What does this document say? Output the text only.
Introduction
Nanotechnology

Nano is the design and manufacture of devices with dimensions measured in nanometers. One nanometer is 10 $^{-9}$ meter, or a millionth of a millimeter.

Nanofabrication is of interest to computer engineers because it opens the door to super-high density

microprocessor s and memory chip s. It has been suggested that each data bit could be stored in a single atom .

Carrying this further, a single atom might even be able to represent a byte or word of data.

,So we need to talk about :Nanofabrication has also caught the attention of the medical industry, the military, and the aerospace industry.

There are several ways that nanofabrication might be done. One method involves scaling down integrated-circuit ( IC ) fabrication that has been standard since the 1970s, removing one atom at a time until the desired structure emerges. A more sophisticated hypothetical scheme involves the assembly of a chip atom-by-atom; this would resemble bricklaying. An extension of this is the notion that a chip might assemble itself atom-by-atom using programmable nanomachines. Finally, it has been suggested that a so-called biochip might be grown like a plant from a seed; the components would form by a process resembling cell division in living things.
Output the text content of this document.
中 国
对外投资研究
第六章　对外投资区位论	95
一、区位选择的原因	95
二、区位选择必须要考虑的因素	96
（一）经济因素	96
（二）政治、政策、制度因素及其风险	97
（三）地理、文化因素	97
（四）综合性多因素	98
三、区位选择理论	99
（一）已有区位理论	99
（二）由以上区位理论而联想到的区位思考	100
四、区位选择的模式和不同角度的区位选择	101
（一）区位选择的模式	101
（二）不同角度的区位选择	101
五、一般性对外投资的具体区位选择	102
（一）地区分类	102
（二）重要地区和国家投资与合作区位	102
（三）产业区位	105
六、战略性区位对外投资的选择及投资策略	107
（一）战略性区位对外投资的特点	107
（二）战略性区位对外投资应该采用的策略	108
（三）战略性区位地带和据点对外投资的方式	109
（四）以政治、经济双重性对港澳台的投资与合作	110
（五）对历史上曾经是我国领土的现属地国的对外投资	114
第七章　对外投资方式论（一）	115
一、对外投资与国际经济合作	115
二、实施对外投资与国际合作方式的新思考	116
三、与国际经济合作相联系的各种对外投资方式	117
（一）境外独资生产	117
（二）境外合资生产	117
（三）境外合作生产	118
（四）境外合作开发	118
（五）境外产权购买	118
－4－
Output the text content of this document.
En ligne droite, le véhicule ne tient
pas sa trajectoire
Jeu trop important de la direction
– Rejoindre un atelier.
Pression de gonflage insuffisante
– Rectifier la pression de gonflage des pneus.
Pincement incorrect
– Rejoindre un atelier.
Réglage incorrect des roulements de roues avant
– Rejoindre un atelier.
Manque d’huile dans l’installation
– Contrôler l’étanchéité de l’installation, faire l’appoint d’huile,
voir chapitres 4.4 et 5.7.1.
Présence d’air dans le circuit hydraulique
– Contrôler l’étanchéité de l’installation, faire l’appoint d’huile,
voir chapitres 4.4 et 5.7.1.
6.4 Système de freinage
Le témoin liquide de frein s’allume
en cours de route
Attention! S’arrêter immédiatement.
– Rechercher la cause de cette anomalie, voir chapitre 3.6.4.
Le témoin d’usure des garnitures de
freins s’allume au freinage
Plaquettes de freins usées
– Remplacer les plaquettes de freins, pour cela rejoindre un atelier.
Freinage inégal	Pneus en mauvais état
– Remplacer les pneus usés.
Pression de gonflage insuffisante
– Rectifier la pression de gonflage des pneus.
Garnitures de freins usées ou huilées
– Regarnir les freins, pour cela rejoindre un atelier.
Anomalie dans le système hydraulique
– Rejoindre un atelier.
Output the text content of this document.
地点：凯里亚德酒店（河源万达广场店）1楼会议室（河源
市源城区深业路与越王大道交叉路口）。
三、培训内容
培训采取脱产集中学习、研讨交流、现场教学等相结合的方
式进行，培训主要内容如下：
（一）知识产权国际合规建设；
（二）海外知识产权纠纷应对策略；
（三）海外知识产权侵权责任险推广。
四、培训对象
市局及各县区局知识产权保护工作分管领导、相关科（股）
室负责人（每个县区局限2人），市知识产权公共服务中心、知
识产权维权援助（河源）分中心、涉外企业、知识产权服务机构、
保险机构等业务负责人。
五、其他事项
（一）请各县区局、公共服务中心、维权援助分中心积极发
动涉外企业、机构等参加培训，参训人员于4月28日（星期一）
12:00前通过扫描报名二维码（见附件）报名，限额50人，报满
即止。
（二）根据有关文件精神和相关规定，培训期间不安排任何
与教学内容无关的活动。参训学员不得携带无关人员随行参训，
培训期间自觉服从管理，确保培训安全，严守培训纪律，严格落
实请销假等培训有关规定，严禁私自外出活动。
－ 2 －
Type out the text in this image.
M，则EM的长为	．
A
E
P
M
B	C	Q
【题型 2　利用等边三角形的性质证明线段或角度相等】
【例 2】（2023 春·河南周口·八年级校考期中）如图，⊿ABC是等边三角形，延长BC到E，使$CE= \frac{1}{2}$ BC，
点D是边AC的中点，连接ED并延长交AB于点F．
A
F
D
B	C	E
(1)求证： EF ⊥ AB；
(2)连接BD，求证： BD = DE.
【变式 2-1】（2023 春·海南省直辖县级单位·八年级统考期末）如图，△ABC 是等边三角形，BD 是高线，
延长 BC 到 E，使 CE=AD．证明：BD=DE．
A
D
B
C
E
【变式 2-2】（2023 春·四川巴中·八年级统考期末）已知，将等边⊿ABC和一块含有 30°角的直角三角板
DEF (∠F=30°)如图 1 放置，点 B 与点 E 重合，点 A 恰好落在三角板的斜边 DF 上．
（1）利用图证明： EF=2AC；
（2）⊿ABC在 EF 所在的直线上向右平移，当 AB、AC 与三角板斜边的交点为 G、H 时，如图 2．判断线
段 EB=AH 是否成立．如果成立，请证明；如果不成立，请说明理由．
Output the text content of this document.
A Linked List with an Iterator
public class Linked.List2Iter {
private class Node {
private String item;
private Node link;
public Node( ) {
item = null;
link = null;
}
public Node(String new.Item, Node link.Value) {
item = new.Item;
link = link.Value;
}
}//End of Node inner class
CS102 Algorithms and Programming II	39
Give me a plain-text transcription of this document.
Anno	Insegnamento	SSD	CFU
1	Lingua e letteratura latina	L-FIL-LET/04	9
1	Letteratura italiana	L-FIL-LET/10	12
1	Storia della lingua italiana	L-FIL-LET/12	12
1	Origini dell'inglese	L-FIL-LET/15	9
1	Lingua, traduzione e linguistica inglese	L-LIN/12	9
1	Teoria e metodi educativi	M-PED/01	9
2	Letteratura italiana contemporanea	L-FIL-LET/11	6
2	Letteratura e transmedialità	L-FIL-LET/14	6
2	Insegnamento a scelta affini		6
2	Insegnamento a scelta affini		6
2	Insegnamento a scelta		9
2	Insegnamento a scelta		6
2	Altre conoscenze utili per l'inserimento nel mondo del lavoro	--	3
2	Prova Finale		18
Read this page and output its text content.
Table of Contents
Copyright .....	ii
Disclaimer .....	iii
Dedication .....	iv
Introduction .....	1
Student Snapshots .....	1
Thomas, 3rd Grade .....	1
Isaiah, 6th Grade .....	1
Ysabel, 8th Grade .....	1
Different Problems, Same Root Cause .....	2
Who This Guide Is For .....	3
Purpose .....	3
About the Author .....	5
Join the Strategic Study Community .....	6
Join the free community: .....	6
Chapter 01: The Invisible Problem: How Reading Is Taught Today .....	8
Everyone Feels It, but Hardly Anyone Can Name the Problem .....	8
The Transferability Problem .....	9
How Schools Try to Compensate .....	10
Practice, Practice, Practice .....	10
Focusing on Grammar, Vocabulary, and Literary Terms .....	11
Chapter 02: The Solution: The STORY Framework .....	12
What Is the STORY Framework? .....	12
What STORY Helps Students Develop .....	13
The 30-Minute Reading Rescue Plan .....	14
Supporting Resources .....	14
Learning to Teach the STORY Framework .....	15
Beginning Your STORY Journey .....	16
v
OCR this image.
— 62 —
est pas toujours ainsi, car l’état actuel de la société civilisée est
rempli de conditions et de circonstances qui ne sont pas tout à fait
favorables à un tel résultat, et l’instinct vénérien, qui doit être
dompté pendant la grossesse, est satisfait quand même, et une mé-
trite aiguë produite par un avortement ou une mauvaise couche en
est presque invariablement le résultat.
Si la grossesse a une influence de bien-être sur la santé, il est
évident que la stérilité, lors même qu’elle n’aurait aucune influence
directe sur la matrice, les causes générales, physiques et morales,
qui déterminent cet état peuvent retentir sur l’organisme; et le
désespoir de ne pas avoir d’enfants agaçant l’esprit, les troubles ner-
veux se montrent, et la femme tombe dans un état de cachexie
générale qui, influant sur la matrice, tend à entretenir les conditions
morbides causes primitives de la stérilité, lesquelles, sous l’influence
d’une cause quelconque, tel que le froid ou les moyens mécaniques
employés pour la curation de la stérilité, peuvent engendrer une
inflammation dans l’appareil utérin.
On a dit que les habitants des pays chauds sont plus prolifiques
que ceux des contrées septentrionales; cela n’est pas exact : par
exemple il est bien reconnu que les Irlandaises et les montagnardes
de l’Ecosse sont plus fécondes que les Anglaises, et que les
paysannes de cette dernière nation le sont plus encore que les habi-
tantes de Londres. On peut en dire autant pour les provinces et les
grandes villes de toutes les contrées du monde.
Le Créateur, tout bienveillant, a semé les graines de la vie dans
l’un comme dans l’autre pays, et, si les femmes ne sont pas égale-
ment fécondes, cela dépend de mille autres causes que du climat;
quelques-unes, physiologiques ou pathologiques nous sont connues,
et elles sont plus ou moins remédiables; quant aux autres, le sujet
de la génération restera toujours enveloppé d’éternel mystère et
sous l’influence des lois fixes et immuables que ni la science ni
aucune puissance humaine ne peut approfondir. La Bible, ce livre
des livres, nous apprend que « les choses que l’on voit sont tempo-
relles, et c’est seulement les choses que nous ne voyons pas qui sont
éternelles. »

+-------+

In the entries above, find each line with the string "état" and copy it.

• **ANSWER**:
Freinage inégal	Pneus en mauvais état
est pas toujours ainsi, car l’état actuel de la société civilisée est
qui déterminent cet état peuvent retentir sur l’organisme; et le
veux se montrent, et la femme tombe dans un état de cachexie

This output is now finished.